Entries provided |
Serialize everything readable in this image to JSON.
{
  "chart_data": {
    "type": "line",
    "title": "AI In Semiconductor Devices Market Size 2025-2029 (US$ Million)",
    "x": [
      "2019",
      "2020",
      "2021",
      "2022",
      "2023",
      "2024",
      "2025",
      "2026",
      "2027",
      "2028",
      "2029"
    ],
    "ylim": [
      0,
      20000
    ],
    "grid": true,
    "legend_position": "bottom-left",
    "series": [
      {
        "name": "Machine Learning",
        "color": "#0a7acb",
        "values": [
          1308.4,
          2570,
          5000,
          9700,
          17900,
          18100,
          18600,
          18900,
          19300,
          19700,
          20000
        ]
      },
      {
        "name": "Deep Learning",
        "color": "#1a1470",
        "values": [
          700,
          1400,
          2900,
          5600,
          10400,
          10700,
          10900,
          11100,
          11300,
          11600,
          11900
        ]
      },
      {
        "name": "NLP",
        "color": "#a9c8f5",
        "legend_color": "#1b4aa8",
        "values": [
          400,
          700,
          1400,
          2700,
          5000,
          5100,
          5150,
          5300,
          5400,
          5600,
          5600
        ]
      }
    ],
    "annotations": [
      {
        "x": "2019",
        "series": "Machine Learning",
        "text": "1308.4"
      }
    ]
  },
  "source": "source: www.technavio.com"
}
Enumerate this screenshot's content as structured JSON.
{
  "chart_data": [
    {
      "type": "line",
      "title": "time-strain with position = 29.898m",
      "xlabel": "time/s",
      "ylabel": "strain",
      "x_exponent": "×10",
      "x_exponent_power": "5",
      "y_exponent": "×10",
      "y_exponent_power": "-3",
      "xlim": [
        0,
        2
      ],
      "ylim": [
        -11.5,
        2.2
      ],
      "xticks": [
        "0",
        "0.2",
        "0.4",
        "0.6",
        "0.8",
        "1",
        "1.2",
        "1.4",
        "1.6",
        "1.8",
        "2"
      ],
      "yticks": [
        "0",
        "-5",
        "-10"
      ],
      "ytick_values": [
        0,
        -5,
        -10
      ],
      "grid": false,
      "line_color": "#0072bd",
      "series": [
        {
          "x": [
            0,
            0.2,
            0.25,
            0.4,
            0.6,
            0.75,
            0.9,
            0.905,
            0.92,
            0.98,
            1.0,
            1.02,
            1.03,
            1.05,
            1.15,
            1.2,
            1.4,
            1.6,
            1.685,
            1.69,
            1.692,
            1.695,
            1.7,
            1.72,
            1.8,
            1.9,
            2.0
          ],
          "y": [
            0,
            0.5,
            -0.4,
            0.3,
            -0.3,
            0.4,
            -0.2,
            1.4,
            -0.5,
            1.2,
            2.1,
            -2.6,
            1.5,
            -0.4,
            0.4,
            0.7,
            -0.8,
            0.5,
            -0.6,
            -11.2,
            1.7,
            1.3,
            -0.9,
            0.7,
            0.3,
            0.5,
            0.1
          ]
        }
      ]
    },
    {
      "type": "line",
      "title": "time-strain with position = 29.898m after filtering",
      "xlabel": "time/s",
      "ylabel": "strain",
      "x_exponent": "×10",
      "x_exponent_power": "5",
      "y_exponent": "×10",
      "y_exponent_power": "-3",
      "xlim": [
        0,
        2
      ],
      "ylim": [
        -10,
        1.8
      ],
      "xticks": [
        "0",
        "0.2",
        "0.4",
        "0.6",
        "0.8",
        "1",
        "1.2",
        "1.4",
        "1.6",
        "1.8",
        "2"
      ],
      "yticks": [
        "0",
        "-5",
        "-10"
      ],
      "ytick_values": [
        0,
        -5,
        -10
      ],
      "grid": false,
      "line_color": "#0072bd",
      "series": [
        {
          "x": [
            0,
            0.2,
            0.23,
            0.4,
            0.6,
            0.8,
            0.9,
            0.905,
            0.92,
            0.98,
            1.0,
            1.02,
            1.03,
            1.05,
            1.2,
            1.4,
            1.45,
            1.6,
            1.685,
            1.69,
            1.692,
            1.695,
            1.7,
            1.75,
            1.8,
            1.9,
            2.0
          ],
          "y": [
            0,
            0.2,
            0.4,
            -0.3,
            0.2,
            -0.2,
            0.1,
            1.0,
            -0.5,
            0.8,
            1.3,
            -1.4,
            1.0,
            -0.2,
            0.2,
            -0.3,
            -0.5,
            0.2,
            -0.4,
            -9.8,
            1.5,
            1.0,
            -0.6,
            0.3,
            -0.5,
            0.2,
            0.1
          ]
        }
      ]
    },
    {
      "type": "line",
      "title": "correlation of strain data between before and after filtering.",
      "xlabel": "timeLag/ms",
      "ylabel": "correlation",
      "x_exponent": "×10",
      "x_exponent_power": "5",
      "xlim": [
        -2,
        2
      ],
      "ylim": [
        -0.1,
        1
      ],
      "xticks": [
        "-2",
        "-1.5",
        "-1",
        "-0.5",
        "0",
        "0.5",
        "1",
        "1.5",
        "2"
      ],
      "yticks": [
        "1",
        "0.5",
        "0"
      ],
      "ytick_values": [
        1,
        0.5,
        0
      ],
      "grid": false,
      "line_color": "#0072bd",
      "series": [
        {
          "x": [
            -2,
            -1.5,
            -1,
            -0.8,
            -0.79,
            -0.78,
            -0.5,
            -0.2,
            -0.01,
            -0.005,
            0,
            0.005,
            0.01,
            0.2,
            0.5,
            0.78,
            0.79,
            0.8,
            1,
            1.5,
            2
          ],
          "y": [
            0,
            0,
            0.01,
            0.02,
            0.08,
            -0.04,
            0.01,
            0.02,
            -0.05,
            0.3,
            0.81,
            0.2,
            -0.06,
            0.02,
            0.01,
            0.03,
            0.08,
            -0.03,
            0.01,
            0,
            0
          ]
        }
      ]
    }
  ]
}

Problem to solve |
Search the data for the string "this". List each line that has it.

Answer below |
Serialize everything readable in this image to JSON.
Enumerate this screenshot's content as structured JSON.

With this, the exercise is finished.